>>>
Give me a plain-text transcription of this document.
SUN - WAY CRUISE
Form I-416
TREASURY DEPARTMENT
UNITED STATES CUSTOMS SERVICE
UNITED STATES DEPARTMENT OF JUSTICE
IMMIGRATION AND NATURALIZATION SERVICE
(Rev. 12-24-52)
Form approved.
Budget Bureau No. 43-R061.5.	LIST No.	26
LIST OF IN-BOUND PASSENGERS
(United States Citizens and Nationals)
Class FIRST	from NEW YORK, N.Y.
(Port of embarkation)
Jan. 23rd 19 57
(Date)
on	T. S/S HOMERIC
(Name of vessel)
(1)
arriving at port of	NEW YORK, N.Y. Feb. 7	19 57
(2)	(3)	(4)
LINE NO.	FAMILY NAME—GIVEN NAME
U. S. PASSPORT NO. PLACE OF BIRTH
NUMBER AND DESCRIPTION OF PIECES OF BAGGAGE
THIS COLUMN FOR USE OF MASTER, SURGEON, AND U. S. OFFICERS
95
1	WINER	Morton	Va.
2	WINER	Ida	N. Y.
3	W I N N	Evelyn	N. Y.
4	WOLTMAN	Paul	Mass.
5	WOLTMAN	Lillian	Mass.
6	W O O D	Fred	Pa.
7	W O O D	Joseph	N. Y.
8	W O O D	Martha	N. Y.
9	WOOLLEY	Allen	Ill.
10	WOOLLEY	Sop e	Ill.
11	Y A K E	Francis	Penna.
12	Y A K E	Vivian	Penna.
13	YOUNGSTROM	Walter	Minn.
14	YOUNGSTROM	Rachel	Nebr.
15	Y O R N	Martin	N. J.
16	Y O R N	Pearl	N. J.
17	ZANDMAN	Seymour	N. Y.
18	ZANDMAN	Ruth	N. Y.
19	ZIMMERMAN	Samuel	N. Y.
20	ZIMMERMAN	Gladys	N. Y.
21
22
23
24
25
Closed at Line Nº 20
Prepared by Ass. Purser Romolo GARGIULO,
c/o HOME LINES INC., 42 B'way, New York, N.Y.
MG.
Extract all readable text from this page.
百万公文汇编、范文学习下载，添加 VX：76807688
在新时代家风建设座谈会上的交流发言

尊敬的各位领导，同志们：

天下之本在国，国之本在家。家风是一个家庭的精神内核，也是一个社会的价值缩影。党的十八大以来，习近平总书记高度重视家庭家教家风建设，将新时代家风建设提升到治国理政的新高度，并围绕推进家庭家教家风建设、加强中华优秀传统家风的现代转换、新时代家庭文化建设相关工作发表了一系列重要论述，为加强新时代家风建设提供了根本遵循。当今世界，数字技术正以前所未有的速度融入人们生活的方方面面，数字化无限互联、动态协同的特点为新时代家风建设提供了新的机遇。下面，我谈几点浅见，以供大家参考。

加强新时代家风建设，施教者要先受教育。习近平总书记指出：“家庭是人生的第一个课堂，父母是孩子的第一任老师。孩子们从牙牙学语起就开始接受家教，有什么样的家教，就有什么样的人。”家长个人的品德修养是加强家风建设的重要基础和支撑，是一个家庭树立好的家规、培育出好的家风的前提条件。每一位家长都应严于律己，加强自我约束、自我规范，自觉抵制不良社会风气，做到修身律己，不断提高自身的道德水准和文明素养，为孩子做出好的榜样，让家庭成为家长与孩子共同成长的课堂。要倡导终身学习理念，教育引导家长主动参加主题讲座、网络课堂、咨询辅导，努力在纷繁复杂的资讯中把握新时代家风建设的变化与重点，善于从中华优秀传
<<<
§ **WORK INSTRUCTIONS**:
Extract the full listing and reproduce each line exactly.

§ **OUTPUT OF THE TASK**:
Give me a plain-text transcription of this document.
SUN - WAY CRUISE
Form I-416
TREASURY DEPARTMENT
UNITED STATES CUSTOMS SERVICE
UNITED STATES DEPARTMENT OF JUSTICE
IMMIGRATION AND NATURALIZATION SERVICE
(Rev. 12-24-52)
Form approved.
Budget Bureau No. 43-R061.5.	LIST No.	26
LIST OF IN-BOUND PASSENGERS
(United States Citizens and Nationals)
Class FIRST	from NEW YORK, N.Y.
(Port of embarkation)
Jan. 23rd 19 57
(Date)
on	T. S/S HOMERIC
(Name of vessel)
(1)
arriving at port of	NEW YORK, N.Y. Feb. 7	19 57
(2)	(3)	(4)
LINE NO.	FAMILY NAME—GIVEN NAME
U. S. PASSPORT NO. PLACE OF BIRTH
NUMBER AND DESCRIPTION OF PIECES OF BAGGAGE
THIS COLUMN FOR USE OF MASTER, SURGEON, AND U. S. OFFICERS
95
1	WINER	Morton	Va.
2	WINER	Ida	N. Y.
3	W I N N	Evelyn	N. Y.
4	WOLTMAN	Paul	Mass.
5	WOLTMAN	Lillian	Mass.
6	W O O D	Fred	Pa.
7	W O O D	Joseph	N. Y.
8	W O O D	Martha	N. Y.
9	WOOLLEY	Allen	Ill.
10	WOOLLEY	Sop e	Ill.
11	Y A K E	Francis	Penna.
12	Y A K E	Vivian	Penna.
13	YOUNGSTROM	Walter	Minn.
14	YOUNGSTROM	Rachel	Nebr.
15	Y O R N	Martin	N. J.
16	Y O R N	Pearl	N. J.
17	ZANDMAN	Seymour	N. Y.
18	ZANDMAN	Ruth	N. Y.
19	ZIMMERMAN	Samuel	N. Y.
20	ZIMMERMAN	Gladys	N. Y.
21
22
23
24
25
Closed at Line Nº 20
Prepared by Ass. Purser Romolo GARGIULO,
c/o HOME LINES INC., 42 B'way, New York, N.Y.
MG.
Extract all readable text from this page.
百万公文汇编、范文学习下载，添加 VX：76807688
在新时代家风建设座谈会上的交流发言

尊敬的各位领导，同志们：

天下之本在国，国之本在家。家风是一个家庭的精神内核，也是一个社会的价值缩影。党的十八大以来，习近平总书记高度重视家庭家教家风建设，将新时代家风建设提升到治国理政的新高度，并围绕推进家庭家教家风建设、加强中华优秀传统家风的现代转换、新时代家庭文化建设相关工作发表了一系列重要论述，为加强新时代家风建设提供了根本遵循。当今世界，数字技术正以前所未有的速度融入人们生活的方方面面，数字化无限互联、动态协同的特点为新时代家风建设提供了新的机遇。下面，我谈几点浅见，以供大家参考。

加强新时代家风建设，施教者要先受教育。习近平总书记指出：“家庭是人生的第一个课堂，父母是孩子的第一任老师。孩子们从牙牙学语起就开始接受家教，有什么样的家教，就有什么样的人。”家长个人的品德修养是加强家风建设的重要基础和支撑，是一个家庭树立好的家规、培育出好的家风的前提条件。每一位家长都应严于律己，加强自我约束、自我规范，自觉抵制不良社会风气，做到修身律己，不断提高自身的道德水准和文明素养，为孩子做出好的榜样，让家庭成为家长与孩子共同成长的课堂。要倡导终身学习理念，教育引导家长主动参加主题讲座、网络课堂、咨询辅导，努力在纷繁复杂的资讯中把握新时代家风建设的变化与重点，善于从中华优秀传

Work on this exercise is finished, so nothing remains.